[Start of section]

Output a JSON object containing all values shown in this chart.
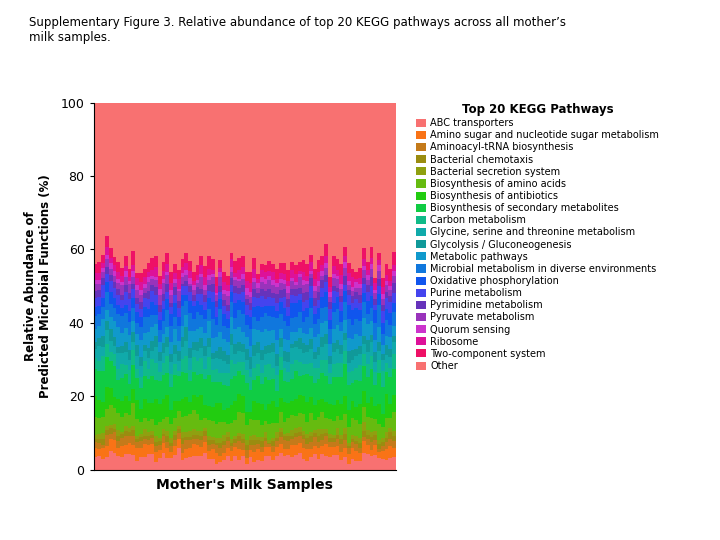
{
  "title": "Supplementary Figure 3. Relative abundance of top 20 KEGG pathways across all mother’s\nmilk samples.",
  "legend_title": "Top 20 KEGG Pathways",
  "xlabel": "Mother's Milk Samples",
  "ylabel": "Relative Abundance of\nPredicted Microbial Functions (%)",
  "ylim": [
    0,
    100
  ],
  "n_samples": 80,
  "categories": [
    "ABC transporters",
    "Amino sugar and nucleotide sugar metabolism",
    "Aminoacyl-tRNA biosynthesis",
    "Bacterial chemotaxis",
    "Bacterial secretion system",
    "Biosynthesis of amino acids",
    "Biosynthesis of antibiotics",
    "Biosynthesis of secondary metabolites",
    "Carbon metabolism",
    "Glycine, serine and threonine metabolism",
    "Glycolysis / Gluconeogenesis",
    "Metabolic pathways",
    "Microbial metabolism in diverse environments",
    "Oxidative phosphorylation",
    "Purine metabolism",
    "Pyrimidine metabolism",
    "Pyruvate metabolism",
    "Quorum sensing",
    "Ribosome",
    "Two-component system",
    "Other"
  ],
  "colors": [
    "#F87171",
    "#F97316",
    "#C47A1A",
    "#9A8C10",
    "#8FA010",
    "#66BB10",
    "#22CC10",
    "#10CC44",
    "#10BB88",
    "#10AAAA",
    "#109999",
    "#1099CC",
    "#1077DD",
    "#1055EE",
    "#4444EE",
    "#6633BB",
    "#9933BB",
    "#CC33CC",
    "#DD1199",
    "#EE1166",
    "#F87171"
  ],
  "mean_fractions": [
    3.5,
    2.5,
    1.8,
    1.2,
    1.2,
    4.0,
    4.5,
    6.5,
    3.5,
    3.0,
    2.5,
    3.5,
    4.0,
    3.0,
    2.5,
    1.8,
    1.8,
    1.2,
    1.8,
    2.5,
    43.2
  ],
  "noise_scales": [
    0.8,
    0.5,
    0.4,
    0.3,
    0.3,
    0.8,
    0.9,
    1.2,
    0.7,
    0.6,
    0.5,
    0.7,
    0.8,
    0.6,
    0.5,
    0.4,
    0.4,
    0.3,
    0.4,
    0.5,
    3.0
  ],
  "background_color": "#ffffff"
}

[End of section]
[Start of section]

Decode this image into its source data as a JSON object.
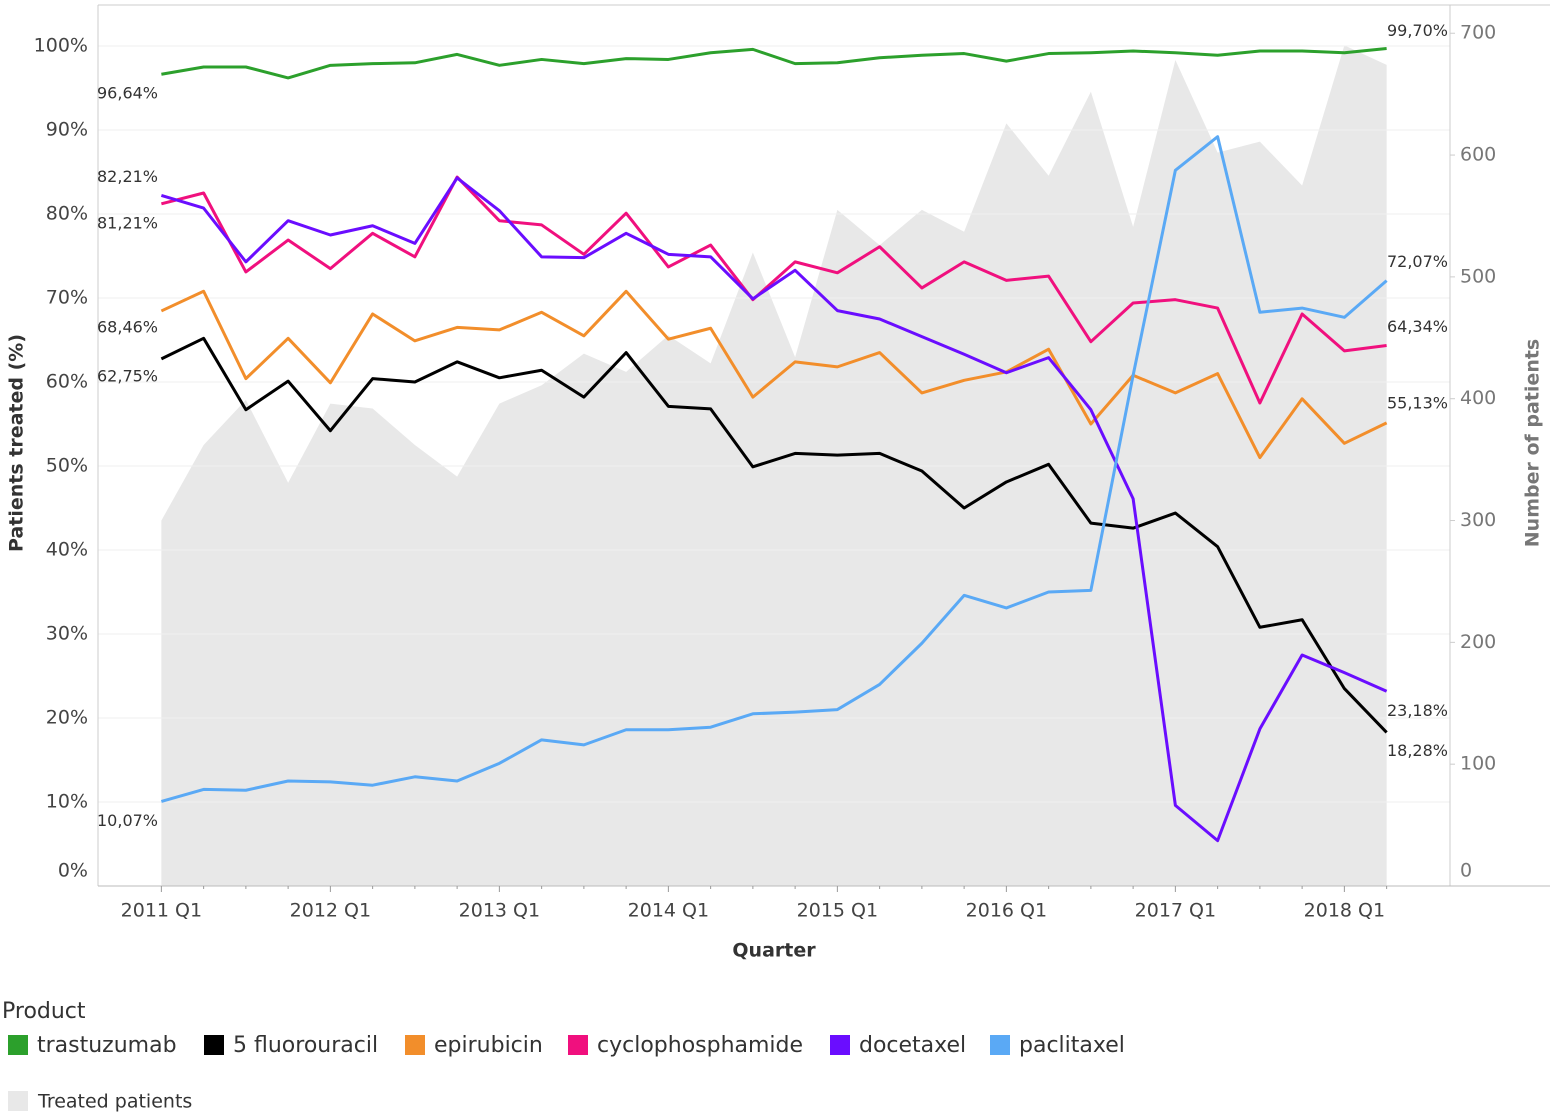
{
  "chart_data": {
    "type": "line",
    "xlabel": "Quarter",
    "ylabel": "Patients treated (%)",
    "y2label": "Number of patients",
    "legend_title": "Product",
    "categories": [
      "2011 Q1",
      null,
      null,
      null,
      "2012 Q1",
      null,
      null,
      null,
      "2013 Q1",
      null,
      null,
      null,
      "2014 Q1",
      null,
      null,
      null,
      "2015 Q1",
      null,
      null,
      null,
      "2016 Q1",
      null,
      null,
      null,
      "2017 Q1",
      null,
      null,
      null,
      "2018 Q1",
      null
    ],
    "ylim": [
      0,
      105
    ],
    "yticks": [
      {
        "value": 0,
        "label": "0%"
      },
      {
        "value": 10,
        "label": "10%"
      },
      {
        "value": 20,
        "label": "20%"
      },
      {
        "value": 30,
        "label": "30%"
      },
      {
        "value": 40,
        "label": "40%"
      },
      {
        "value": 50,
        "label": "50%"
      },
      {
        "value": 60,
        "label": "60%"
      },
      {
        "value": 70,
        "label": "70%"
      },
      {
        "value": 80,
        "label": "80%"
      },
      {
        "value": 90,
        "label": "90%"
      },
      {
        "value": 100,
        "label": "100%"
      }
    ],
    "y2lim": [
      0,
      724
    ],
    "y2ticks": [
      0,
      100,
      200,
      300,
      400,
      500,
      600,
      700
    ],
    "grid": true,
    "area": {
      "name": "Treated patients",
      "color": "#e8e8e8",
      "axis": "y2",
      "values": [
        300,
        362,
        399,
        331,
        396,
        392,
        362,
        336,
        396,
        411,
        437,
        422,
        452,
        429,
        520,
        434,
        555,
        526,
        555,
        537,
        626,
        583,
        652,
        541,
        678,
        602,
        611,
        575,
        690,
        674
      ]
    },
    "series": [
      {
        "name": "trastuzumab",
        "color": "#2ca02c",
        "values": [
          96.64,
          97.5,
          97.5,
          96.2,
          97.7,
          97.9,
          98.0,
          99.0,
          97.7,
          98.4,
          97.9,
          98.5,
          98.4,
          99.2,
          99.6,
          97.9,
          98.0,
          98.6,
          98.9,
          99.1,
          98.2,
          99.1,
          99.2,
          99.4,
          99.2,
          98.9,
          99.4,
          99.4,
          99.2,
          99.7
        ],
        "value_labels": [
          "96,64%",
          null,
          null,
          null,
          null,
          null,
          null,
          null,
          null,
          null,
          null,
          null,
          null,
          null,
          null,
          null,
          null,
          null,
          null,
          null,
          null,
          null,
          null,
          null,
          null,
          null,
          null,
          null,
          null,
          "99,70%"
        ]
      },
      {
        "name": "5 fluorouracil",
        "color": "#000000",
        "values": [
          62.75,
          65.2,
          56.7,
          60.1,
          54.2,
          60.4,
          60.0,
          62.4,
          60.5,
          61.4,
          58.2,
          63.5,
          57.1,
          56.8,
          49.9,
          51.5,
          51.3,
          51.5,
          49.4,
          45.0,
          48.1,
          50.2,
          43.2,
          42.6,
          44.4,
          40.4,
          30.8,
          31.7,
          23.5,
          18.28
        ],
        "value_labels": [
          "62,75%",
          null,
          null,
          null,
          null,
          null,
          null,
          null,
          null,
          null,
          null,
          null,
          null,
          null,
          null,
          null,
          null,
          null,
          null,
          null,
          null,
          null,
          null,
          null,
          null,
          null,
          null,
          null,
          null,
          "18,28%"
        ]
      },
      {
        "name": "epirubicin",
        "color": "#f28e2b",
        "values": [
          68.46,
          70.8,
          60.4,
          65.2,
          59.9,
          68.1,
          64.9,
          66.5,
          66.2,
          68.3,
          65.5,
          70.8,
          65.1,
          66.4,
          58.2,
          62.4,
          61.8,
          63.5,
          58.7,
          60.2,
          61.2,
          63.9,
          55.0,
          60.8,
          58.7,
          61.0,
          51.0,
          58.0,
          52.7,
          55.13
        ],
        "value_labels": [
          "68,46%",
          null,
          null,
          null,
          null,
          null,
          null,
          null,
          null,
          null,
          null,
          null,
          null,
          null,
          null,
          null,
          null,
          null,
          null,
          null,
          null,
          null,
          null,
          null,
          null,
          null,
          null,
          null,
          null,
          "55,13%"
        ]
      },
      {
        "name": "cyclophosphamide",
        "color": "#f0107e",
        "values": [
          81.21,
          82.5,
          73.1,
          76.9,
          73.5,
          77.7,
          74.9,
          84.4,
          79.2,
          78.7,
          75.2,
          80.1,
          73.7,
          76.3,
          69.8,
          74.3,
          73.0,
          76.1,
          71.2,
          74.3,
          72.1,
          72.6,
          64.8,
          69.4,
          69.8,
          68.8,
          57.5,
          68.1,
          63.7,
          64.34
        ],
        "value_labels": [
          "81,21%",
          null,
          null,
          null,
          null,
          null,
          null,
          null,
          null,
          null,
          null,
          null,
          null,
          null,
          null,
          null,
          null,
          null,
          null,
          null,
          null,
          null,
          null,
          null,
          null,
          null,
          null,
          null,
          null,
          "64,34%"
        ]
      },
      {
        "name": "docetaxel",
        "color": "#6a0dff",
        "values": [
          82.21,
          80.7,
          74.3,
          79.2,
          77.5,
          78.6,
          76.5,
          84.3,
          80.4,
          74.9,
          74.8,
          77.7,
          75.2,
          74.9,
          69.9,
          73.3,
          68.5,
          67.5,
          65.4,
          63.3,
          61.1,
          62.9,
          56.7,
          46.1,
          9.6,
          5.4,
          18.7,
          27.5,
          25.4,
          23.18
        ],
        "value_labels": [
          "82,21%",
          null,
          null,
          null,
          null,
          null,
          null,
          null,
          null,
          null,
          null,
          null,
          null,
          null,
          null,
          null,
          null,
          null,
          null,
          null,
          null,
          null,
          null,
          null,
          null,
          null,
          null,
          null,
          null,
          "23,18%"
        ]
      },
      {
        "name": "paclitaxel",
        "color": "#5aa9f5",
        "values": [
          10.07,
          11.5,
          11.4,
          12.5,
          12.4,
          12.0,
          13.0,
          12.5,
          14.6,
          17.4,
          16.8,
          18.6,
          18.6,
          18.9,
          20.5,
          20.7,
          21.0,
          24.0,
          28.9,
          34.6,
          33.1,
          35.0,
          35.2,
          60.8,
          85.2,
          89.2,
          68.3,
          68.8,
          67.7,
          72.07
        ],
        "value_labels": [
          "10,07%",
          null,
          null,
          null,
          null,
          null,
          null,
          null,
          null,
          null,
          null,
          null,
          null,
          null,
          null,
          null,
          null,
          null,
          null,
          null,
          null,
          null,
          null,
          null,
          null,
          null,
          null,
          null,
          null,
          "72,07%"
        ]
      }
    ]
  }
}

[End of section]

- **Problem details**
Only the lines that contain the string "this" are to be copied from the records.

- **Expected output**
Output a JSON object containing all values shown in this chart.
Decode this image into its source data as a JSON object.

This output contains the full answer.